[Reading passage]:

The Goyang International Flower Festival is one of the largest flower festivals in South Korea and takes place in the city of Goyang. It attracts many visitors annually. The festival is held in a metropolitan area and serves as a model for local culture festivals, in which some foreign flower farmers participate.

During the festival, flower events and cultural performances are held, and visitors can buy flowers from all over the world, which helps promote the domestic flower industry.

In 2015, the festival was held from 24 April to 10 May at Ilsan Lake Park. The 2015 festival was the largest to that date, consisting of 25 national pavilions, 120 companies from 35 countries, and 200 domestic companies. The exhibition occupied 150000 m2; it was organized by the Goyang International Flower Foundation.

Sustainability and ESG Campaigns
Recent editions have integrated environmental ESG (Environmental, Social, and Governance) values. In partnership with the Korea Arboreta and Gardens Institute, the 2026 festival launched a public campaign to support the restoration of forests damaged by wildfires, allowing visitors to participate directly in environmental recovery efforts.

[Supplied data]:

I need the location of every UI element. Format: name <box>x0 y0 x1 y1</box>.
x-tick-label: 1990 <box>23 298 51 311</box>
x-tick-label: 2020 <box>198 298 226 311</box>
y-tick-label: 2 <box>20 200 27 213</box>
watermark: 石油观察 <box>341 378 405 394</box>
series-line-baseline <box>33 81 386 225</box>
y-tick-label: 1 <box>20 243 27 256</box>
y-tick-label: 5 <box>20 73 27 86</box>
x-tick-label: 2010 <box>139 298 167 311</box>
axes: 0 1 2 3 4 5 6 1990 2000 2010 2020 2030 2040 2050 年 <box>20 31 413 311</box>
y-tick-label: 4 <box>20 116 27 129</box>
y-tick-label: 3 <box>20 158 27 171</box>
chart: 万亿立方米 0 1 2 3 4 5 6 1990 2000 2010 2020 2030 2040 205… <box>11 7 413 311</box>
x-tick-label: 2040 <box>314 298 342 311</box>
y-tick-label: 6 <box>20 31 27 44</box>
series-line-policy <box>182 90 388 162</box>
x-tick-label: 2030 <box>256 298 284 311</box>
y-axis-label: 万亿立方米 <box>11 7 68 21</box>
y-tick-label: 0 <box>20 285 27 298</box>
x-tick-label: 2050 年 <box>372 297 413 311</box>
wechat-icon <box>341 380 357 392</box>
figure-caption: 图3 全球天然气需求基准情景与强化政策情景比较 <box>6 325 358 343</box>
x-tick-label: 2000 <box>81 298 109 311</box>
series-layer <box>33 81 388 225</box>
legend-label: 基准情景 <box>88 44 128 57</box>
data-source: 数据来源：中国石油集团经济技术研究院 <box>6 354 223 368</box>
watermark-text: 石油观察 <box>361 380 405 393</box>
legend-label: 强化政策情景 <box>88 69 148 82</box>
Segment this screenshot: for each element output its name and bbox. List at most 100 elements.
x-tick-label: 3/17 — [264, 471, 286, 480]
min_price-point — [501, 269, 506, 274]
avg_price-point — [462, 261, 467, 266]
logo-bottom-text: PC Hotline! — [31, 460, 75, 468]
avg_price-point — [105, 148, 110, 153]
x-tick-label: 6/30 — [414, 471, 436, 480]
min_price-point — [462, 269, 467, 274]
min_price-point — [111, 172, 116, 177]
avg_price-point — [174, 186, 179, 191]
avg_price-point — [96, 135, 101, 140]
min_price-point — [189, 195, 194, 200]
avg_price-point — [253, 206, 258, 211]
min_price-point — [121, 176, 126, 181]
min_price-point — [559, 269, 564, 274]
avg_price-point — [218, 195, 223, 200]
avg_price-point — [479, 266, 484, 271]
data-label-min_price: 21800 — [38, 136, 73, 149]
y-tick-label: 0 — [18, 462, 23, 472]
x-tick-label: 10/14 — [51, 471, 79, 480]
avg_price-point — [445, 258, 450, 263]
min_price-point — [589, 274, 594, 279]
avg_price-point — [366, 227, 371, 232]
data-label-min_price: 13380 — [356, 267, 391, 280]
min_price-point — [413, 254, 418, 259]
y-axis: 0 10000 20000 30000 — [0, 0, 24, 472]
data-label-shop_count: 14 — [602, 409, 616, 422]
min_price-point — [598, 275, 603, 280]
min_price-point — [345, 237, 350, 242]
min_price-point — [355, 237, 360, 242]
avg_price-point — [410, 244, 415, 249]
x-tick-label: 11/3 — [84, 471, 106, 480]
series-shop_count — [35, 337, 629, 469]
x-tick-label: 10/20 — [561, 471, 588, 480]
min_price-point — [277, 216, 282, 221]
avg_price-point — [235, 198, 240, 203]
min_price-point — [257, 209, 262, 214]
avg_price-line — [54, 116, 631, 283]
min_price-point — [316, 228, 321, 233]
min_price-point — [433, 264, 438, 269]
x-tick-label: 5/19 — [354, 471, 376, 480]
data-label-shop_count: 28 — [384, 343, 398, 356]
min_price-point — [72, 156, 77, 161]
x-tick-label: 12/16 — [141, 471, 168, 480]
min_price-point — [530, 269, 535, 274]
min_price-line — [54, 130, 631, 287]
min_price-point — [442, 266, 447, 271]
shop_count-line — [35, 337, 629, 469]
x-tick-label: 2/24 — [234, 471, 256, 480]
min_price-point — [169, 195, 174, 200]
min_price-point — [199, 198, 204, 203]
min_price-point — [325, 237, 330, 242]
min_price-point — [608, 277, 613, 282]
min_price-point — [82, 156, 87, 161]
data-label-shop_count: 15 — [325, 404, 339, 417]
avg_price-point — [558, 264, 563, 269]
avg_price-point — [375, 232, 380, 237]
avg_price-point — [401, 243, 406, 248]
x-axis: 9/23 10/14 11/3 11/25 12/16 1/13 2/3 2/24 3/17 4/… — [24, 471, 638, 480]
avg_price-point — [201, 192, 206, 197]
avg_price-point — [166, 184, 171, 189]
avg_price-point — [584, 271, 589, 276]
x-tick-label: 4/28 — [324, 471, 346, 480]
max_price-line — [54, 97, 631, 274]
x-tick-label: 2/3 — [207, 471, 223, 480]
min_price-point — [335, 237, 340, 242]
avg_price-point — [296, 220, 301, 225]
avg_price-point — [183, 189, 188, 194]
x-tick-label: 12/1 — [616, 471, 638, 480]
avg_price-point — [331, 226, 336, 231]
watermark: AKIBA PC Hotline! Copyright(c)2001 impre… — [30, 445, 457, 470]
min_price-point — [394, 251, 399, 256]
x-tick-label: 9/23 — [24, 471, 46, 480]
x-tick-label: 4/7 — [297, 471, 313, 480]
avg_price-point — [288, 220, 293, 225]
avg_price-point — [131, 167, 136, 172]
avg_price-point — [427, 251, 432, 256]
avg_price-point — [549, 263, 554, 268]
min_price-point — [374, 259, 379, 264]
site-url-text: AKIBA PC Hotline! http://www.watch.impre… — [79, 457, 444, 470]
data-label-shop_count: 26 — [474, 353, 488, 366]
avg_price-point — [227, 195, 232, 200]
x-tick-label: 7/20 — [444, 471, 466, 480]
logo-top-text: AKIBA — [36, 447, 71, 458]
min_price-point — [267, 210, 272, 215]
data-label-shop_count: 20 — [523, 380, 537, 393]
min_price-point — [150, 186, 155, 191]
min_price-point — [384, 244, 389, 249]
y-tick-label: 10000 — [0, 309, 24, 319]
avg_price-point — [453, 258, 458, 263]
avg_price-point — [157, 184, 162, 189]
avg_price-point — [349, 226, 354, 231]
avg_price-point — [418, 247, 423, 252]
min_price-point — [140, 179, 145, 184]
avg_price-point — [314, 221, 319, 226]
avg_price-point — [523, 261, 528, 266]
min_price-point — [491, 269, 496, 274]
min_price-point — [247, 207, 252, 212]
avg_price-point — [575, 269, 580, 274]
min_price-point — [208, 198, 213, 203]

[Exercise tasks]:
a: According to the passage on the Goyang International Flower Festival, what did the 2015 festival consist of? List every component.
b: Copy the passage on the Goyang International Flower Festival from "In 2015, the" to "environmental recovery efforts.".
c: Answer these questions from the passage on the Goyang International Flower Festival:
(i) At what location was the 2015 festival held?
(ii) With which institute did the 2026 festival partner for its public campaign?
(iii) How much area did the 2015 exhibition occupy?

[Answers per task]:
a:
- 25 national pavilions
- 120 companies from 35 countries
- 200 domestic companies

b:
In 2015, the festival was held from 24 April to 10 May at Ilsan Lake Park. The 2015 festival was the largest to that date, consisting of 25 national pavilions, 120 companies from 35 countries, and 200 domestic companies. The exhibition occupied 150000 m2; it was organized by the Goyang International Flower Foundation.

Sustainability and ESG Campaigns
Recent editions have integrated environmental ESG (Environmental, Social, and Governance) values. In partnership with the Korea Arboreta and Gardens Institute, the 2026 festival launched a public campaign to support the restoration of forests damaged by wildfires, allowing visitors to participate directly in environmental recovery efforts.

c:
(i) Ilsan Lake Park
(ii) The Korea Arboreta and Gardens Institute
(iii) 150000 m2